DESCRIPTION OF THE TASK: In the listing below, replace every "error-point" with "residual-point" and leave everything else unchanged.

(Raw records)
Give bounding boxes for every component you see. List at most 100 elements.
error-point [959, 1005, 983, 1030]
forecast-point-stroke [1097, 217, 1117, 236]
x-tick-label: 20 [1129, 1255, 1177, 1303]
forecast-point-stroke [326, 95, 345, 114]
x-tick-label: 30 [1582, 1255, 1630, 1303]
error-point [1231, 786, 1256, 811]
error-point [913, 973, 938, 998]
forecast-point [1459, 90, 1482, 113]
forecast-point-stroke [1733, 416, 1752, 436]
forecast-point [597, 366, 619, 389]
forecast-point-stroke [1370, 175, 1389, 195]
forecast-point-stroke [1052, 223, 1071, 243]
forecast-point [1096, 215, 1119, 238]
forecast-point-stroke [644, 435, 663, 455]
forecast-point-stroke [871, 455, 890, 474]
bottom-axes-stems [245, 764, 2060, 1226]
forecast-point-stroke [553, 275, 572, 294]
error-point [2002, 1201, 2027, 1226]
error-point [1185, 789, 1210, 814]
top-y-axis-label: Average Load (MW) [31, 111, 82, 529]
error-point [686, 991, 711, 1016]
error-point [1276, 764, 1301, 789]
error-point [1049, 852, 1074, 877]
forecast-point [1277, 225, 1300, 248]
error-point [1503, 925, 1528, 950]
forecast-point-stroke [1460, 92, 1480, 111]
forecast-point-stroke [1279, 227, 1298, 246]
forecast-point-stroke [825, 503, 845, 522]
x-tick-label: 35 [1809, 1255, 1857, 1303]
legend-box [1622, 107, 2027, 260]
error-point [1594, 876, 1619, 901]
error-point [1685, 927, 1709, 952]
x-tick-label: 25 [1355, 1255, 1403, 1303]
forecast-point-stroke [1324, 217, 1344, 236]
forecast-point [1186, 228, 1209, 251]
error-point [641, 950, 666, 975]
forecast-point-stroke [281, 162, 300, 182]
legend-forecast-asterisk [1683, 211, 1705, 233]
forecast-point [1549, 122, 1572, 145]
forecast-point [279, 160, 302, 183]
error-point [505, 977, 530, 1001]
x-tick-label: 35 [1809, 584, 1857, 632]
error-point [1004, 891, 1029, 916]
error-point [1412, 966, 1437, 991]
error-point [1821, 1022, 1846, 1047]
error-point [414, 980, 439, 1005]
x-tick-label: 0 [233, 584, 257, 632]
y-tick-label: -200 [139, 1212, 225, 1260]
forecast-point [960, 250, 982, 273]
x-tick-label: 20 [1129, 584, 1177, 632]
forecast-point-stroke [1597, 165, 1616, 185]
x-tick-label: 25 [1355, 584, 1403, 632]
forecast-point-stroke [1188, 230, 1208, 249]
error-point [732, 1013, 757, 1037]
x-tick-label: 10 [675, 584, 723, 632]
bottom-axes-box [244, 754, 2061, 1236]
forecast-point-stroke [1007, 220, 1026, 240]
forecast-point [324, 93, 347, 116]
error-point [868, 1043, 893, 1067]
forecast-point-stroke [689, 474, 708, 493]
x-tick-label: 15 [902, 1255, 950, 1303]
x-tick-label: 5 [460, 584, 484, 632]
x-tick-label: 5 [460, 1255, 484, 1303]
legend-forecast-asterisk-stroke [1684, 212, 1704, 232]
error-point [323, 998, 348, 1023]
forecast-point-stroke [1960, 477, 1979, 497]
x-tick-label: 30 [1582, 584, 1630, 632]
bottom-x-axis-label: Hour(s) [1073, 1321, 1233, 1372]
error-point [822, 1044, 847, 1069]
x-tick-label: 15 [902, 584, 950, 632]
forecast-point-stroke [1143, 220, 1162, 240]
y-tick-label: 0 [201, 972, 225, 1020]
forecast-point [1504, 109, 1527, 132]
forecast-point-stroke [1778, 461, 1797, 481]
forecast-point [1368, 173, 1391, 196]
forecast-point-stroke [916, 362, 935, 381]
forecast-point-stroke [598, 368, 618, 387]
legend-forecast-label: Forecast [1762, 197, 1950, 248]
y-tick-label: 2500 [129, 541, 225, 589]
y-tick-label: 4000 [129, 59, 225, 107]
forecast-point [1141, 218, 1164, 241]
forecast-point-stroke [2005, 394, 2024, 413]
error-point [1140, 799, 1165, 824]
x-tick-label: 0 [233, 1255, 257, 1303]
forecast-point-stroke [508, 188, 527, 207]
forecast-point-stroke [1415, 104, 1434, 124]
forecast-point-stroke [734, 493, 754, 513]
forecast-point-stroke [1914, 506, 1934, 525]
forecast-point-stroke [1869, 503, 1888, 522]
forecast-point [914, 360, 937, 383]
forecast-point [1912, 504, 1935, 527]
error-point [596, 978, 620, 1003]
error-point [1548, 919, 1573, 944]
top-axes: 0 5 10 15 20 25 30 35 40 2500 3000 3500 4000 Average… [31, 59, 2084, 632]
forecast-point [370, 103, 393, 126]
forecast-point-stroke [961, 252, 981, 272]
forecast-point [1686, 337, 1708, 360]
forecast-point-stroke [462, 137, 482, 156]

ANSWER TO THE TASK:
Give bounding boxes for every component you see. List at most 100 elements.
residual-point [959, 1005, 983, 1030]
forecast-point-stroke [1097, 217, 1117, 236]
x-tick-label: 20 [1129, 1255, 1177, 1303]
forecast-point-stroke [326, 95, 345, 114]
x-tick-label: 30 [1582, 1255, 1630, 1303]
residual-point [1231, 786, 1256, 811]
residual-point [913, 973, 938, 998]
forecast-point [1459, 90, 1482, 113]
forecast-point-stroke [1733, 416, 1752, 436]
forecast-point [597, 366, 619, 389]
forecast-point-stroke [1370, 175, 1389, 195]
forecast-point-stroke [1052, 223, 1071, 243]
forecast-point [1096, 215, 1119, 238]
forecast-point-stroke [644, 435, 663, 455]
forecast-point-stroke [871, 455, 890, 474]
bottom-axes-stems [245, 764, 2060, 1226]
forecast-point-stroke [553, 275, 572, 294]
residual-point [2002, 1201, 2027, 1226]
residual-point [1185, 789, 1210, 814]
top-y-axis-label: Average Load (MW) [31, 111, 82, 529]
residual-point [686, 991, 711, 1016]
residual-point [1276, 764, 1301, 789]
residual-point [1049, 852, 1074, 877]
forecast-point [1277, 225, 1300, 248]
residual-point [1503, 925, 1528, 950]
forecast-point-stroke [1460, 92, 1480, 111]
forecast-point-stroke [1279, 227, 1298, 246]
forecast-point-stroke [825, 503, 845, 522]
x-tick-label: 35 [1809, 1255, 1857, 1303]
legend-box [1622, 107, 2027, 260]
residual-point [1594, 876, 1619, 901]
residual-point [1685, 927, 1709, 952]
x-tick-label: 25 [1355, 1255, 1403, 1303]
forecast-point-stroke [1324, 217, 1344, 236]
forecast-point [1186, 228, 1209, 251]
residual-point [641, 950, 666, 975]
forecast-point-stroke [281, 162, 300, 182]
legend-forecast-asterisk [1683, 211, 1705, 233]
forecast-point [1549, 122, 1572, 145]
forecast-point [279, 160, 302, 183]
residual-point [505, 977, 530, 1001]
x-tick-label: 35 [1809, 584, 1857, 632]
residual-point [1004, 891, 1029, 916]
residual-point [1412, 966, 1437, 991]
residual-point [1821, 1022, 1846, 1047]
residual-point [414, 980, 439, 1005]
x-tick-label: 0 [233, 584, 257, 632]
y-tick-label: -200 [139, 1212, 225, 1260]
forecast-point [960, 250, 982, 273]
x-tick-label: 20 [1129, 584, 1177, 632]
forecast-point-stroke [1597, 165, 1616, 185]
x-tick-label: 25 [1355, 584, 1403, 632]
forecast-point-stroke [1188, 230, 1208, 249]
residual-point [732, 1013, 757, 1037]
x-tick-label: 10 [675, 584, 723, 632]
bottom-axes-box [244, 754, 2061, 1236]
forecast-point-stroke [1007, 220, 1026, 240]
forecast-point [324, 93, 347, 116]
residual-point [868, 1043, 893, 1067]
forecast-point-stroke [689, 474, 708, 493]
x-tick-label: 15 [902, 1255, 950, 1303]
x-tick-label: 5 [460, 584, 484, 632]
x-tick-label: 5 [460, 1255, 484, 1303]
legend-forecast-asterisk-stroke [1684, 212, 1704, 232]
residual-point [323, 998, 348, 1023]
forecast-point-stroke [1960, 477, 1979, 497]
x-tick-label: 30 [1582, 584, 1630, 632]
bottom-x-axis-label: Hour(s) [1073, 1321, 1233, 1372]
residual-point [822, 1044, 847, 1069]
x-tick-label: 15 [902, 584, 950, 632]
forecast-point-stroke [1143, 220, 1162, 240]
y-tick-label: 0 [201, 972, 225, 1020]
forecast-point [1504, 109, 1527, 132]
forecast-point-stroke [1778, 461, 1797, 481]
forecast-point [1368, 173, 1391, 196]
forecast-point-stroke [916, 362, 935, 381]
forecast-point-stroke [598, 368, 618, 387]
legend-forecast-label: Forecast [1762, 197, 1950, 248]
y-tick-label: 2500 [129, 541, 225, 589]
y-tick-label: 4000 [129, 59, 225, 107]
forecast-point [1141, 218, 1164, 241]
forecast-point-stroke [2005, 394, 2024, 413]
residual-point [1140, 799, 1165, 824]
x-tick-label: 0 [233, 1255, 257, 1303]
forecast-point-stroke [508, 188, 527, 207]
forecast-point-stroke [1415, 104, 1434, 124]
forecast-point-stroke [734, 493, 754, 513]
forecast-point-stroke [1914, 506, 1934, 525]
forecast-point-stroke [1869, 503, 1888, 522]
forecast-point [914, 360, 937, 383]
forecast-point [1912, 504, 1935, 527]
residual-point [596, 978, 620, 1003]
residual-point [1548, 919, 1573, 944]
top-axes: 0 5 10 15 20 25 30 35 40 2500 3000 3500 4000 Average… [31, 59, 2084, 632]
forecast-point [370, 103, 393, 126]
forecast-point-stroke [961, 252, 981, 272]
forecast-point [1686, 337, 1708, 360]
forecast-point-stroke [462, 137, 482, 156]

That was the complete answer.